■ Aim of the task
Copy out every line exactly, passing over the pictures.

------------------------------------------------------------

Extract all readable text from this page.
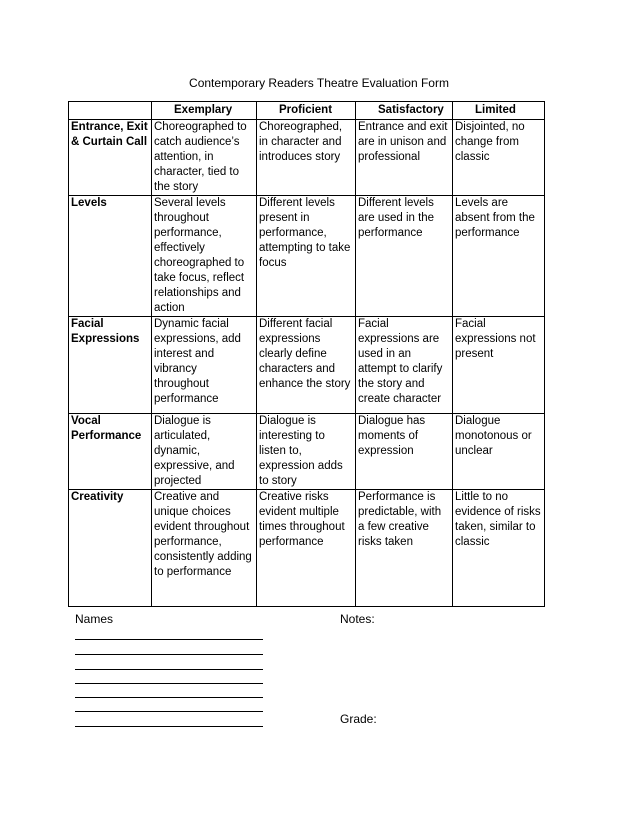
Contemporary Readers Theatre Evaluation Form
	Exemplary	Proficient	Satisfactory	Limited
Entrance, Exit & Curtain Call	Choreographed to catch audience’s attention, in character, tied to the story	Choreographed, in character and introduces story	Entrance and exit are in unison and professional	Disjointed, no change from classic
Levels	Several levels throughout performance, effectively choreographed to take focus, reflect relationships and action	Different levels present in performance, attempting to take focus	Different levels are used in the performance	Levels are absent from the performance
Facial Expressions	Dynamic facial expressions, add interest and vibrancy throughout performance	Different facial expressions clearly define characters and enhance the story	Facial expressions are used in an attempt to clarify the story and create character	Facial expressions not present
Vocal Performance	Dialogue is articulated, dynamic, expressive, and projected	Dialogue is interesting to listen to, expression adds to story	Dialogue has moments of expression	Dialogue monotonous or unclear
Creativity	Creative and unique choices evident throughout performance, consistently adding to performance	Creative risks evident multiple times throughout performance	Performance is predictable, with a few creative risks taken	Little to no evidence of risks taken, similar to classic
Names	Notes:
Grade:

------------------------------------------------------------

■ Written answer
Extract all readable text from this page.
Contemporary Readers Theatre Evaluation Form
	Exemplary	Proficient	Satisfactory	Limited
Entrance, Exit & Curtain Call	Choreographed to catch audience’s attention, in character, tied to the story	Choreographed, in character and introduces story	Entrance and exit are in unison and professional	Disjointed, no change from classic
Levels	Several levels throughout performance, effectively choreographed to take focus, reflect relationships and action	Different levels present in performance, attempting to take focus	Different levels are used in the performance	Levels are absent from the performance
Facial Expressions	Dynamic facial expressions, add interest and vibrancy throughout performance	Different facial expressions clearly define characters and enhance the story	Facial expressions are used in an attempt to clarify the story and create character	Facial expressions not present
Vocal Performance	Dialogue is articulated, dynamic, expressive, and projected	Dialogue is interesting to listen to, expression adds to story	Dialogue has moments of expression	Dialogue monotonous or unclear
Creativity	Creative and unique choices evident throughout performance, consistently adding to performance	Creative risks evident multiple times throughout performance	Performance is predictable, with a few creative risks taken	Little to no evidence of risks taken, similar to classic
Names	Notes:
Grade:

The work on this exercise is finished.